■ **Data for the task**:
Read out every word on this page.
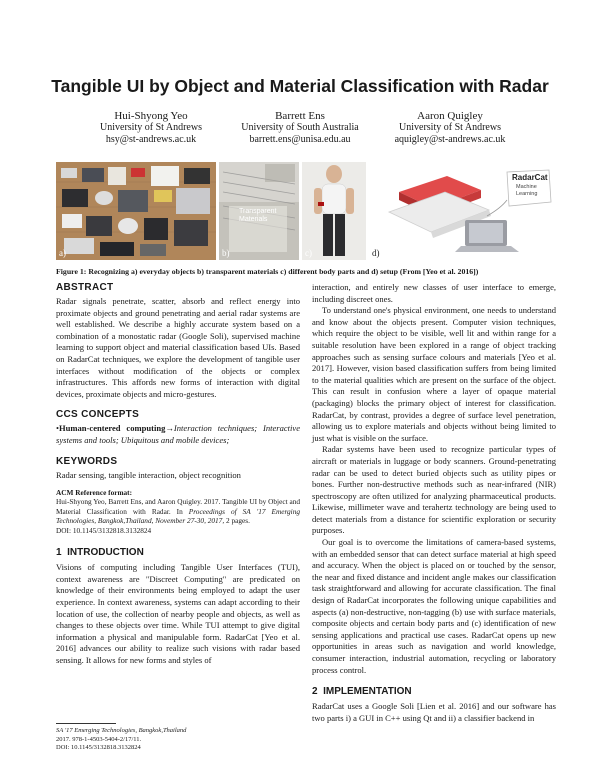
Tangible UI by Object and Material Classification with Radar
Hui-Shyong Yeo
University of St Andrews
hsy@st-andrews.ac.uk
Barrett Ens
University of South Australia
barrett.ens@unisa.edu.au
Aaron Quigley
University of St Andrews
aquigley@st-andrews.ac.uk
a)
Transparent Materials
b)	c)
RadarCat
Machine
Learning
d)
Figure 1: Recognizing a) everyday objects b) transparent materials c) different body parts and d) setup (From [Yeo et al. 2016])
ABSTRACT

Radar signals penetrate, scatter, absorb and reflect energy into proximate objects and ground penetrating and aerial radar systems are well established. We describe a highly accurate system based on a combination of a monostatic radar (Google Soli), supervised machine learning to support object and material classification based UIs. Based on RadarCat techniques, we explore the development of tangible user interfaces without modification of the objects or complex infrastructures. This affords new forms of interaction with digital devices, proximate objects and micro-gestures.

CCS CONCEPTS

•Human-centered computing→Interaction techniques; Interactive systems and tools; Ubiquitous and mobile devices;

KEYWORDS

Radar sensing, tangible interaction, object recognition

ACM Reference format:

Hui-Shyong Yeo, Barrett Ens, and Aaron Quigley. 2017. Tangible UI by Object and Material Classification with Radar. In Proceedings of SA '17 Emerging Technologies, Bangkok,Thailand, November 27-30, 2017, 2 pages.

DOI: 10.1145/3132818.3132824

1 INTRODUCTION

Visions of computing including Tangible User Interfaces (TUI), context awareness are "Discreet Computing" are predicated on knowledge of their environments being employed to adapt the user experience. In context awareness, systems can adapt according to their location of use, the collection of nearby people and objects, as well as changes to these objects over time. While TUI attempt to give digital information a physical and manipulable form. RadarCat [Yeo et al. 2016] advances our ability to realize such visions with radar based sensing. It allows for new forms and styles of

SA '17 Emerging Technologies, Bangkok,Thailand
2017. 978-1-4503-5404-2/17/11.
DOI: 10.1145/3132818.3132824

interaction, and entirely new classes of user interface to emerge, including discreet ones.

To understand one's physical environment, one needs to understand and know about the objects present. Computer vision techniques, which require the object to be visible, well lit and within range for a suitable resolution have been explored in a range of object tracking approaches such as sensing surface colours and materials [Yeo et al. 2017]. However, vision based classification suffers from being limited to the material qualities which are present on the surface of the object. This can result in confusion where a layer of opaque material (packaging) blocks the primary object of interest for classification. RadarCat, by contrast, provides a degree of surface level penetration, allowing us to explore materials and objects without being limited to just what is visible on the surface.

Radar systems have been used to recognize particular types of aircraft or materials in luggage or body scanners. Ground-penetrating radar can be used to detect buried objects such as utility pipes or bones. Further non-destructive methods such as near-infrared (NIR) spectroscopy are often utilized for analyzing pharmaceutical products. Likewise, millimeter wave and terahertz technology are being used to detect materials from a distance for scientific exploration or security purposes.

Our goal is to overcome the limitations of camera-based systems, with an embedded sensor that can detect surface material at high speed and accuracy. When the object is placed on or touched by the sensor, the near and fixed distance and incident angle makes our classification task straightforward and allowing for accurate classification. The final design of RadarCat incorporates the following unique capabilities and aspects (a) non-destructive, non-tagging (b) use with surface materials, composite objects and certain body parts and (c) identification of new sensing applications and practical use cases. RadarCat opens up new opportunities in areas such as navigation and world knowledge, consumer interaction, industrial automation, recycling or laboratory process control.

2 IMPLEMENTATION

RadarCat uses a Google Soli [Lien et al. 2016] and our software has two parts i) a GUI in C++ using Qt and ii) a classifier backend in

■ **Written problem**: Find the string "Shyong" in the entries above and return each line that holds it.

■ **Exercise response**:
Hui-Shyong Yeo
Hui-Shyong Yeo, Barrett Ens, and Aaron Quigley. 2017. Tangible UI by Object and Material Classification with Radar. In Proceedings of SA '17 Emerging Technologies, Bangkok,Thailand, November 27-30, 2017, 2 pages.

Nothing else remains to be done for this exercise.